§ Data:
-------------------------

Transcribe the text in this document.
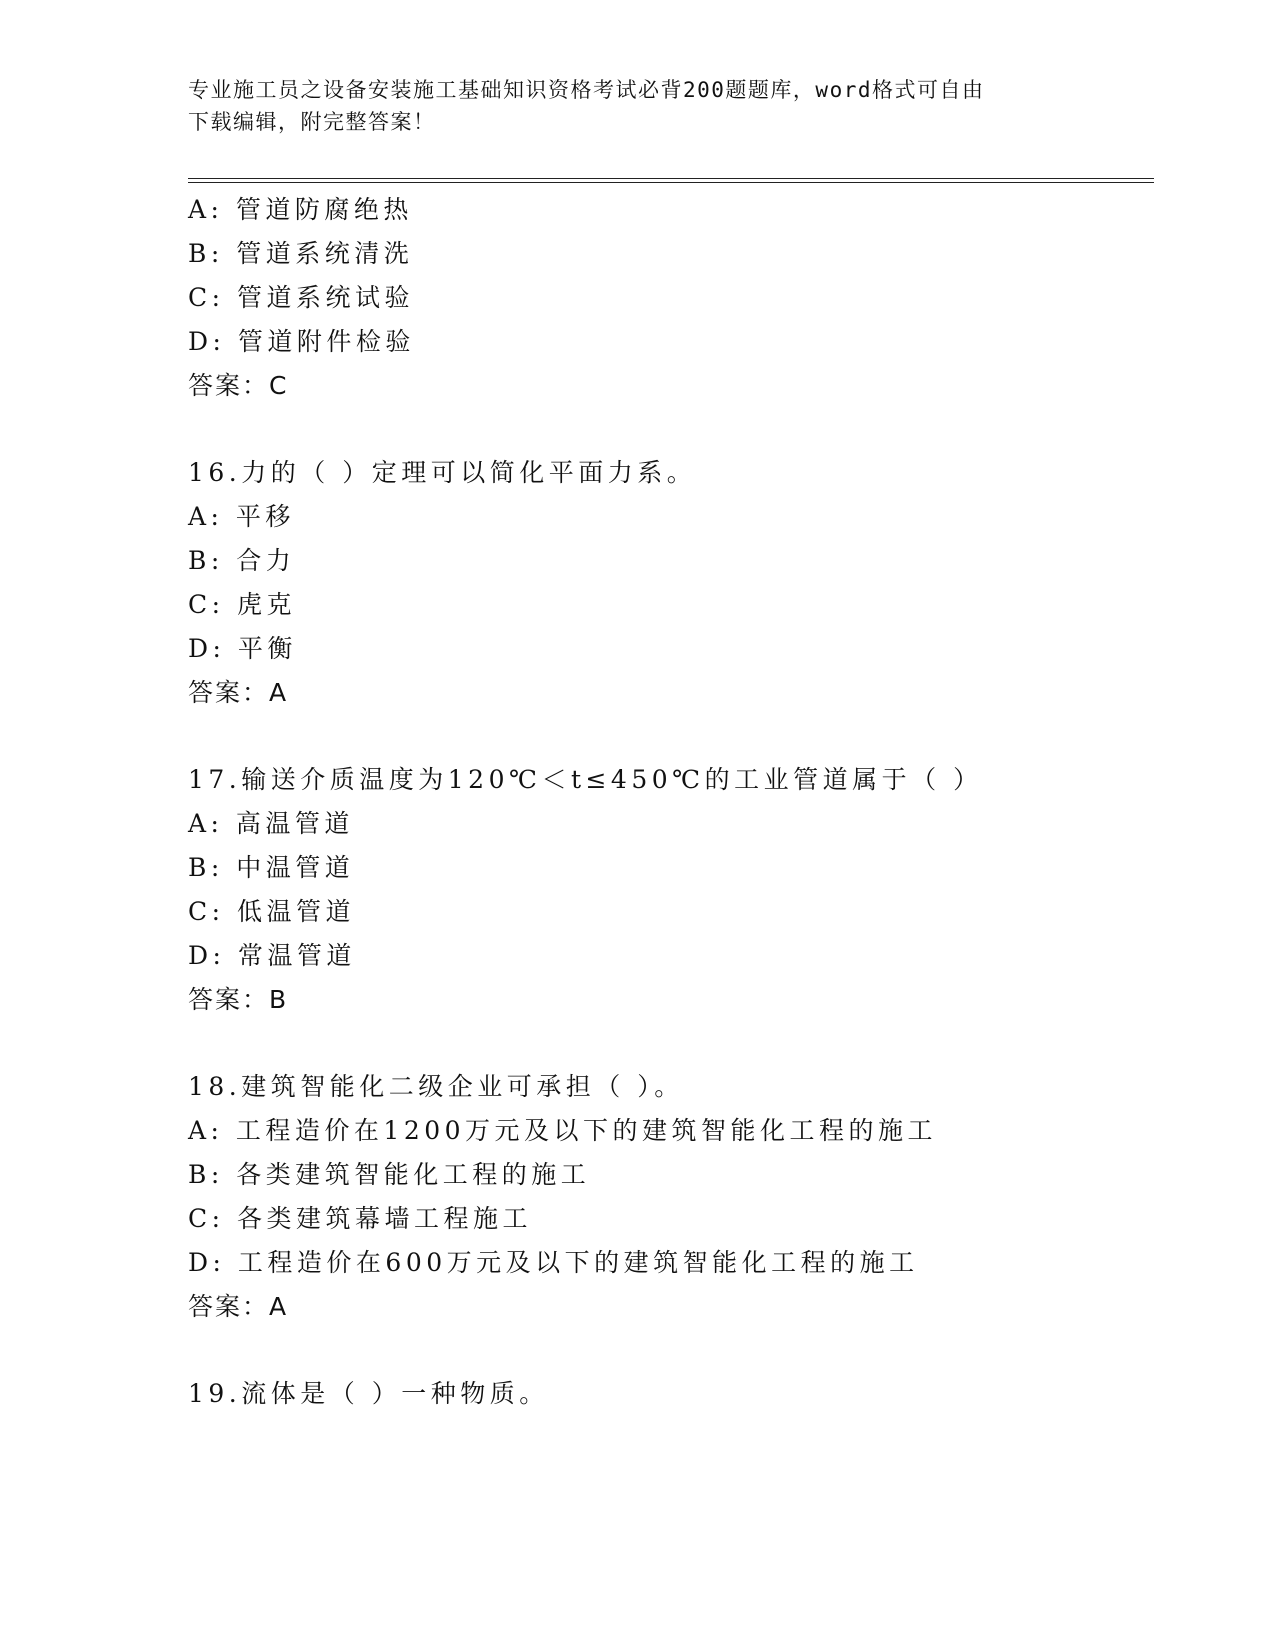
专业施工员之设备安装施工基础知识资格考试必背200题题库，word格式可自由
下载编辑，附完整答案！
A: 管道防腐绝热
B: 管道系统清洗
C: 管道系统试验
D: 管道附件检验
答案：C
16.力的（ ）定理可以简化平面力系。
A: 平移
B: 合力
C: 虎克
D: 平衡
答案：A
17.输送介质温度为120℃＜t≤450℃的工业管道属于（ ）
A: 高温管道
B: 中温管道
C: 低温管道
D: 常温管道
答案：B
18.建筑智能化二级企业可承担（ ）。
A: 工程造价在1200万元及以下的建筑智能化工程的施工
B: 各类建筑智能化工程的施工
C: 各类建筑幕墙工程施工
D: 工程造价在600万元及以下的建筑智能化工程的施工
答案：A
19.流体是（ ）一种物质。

-------------------------

Reproduce all of the data exactly; the pictures do not belong in the copy.

Transcribe the text in this document.
专业施工员之设备安装施工基础知识资格考试必背200题题库，word格式可自由
下载编辑，附完整答案！
A: 管道防腐绝热
B: 管道系统清洗
C: 管道系统试验
D: 管道附件检验
答案：C
16.力的（ ）定理可以简化平面力系。
A: 平移
B: 合力
C: 虎克
D: 平衡
答案：A
17.输送介质温度为120℃＜t≤450℃的工业管道属于（ ）
A: 高温管道
B: 中温管道
C: 低温管道
D: 常温管道
答案：B
18.建筑智能化二级企业可承担（ ）。
A: 工程造价在1200万元及以下的建筑智能化工程的施工
B: 各类建筑智能化工程的施工
C: 各类建筑幕墙工程施工
D: 工程造价在600万元及以下的建筑智能化工程的施工
答案：A
19.流体是（ ）一种物质。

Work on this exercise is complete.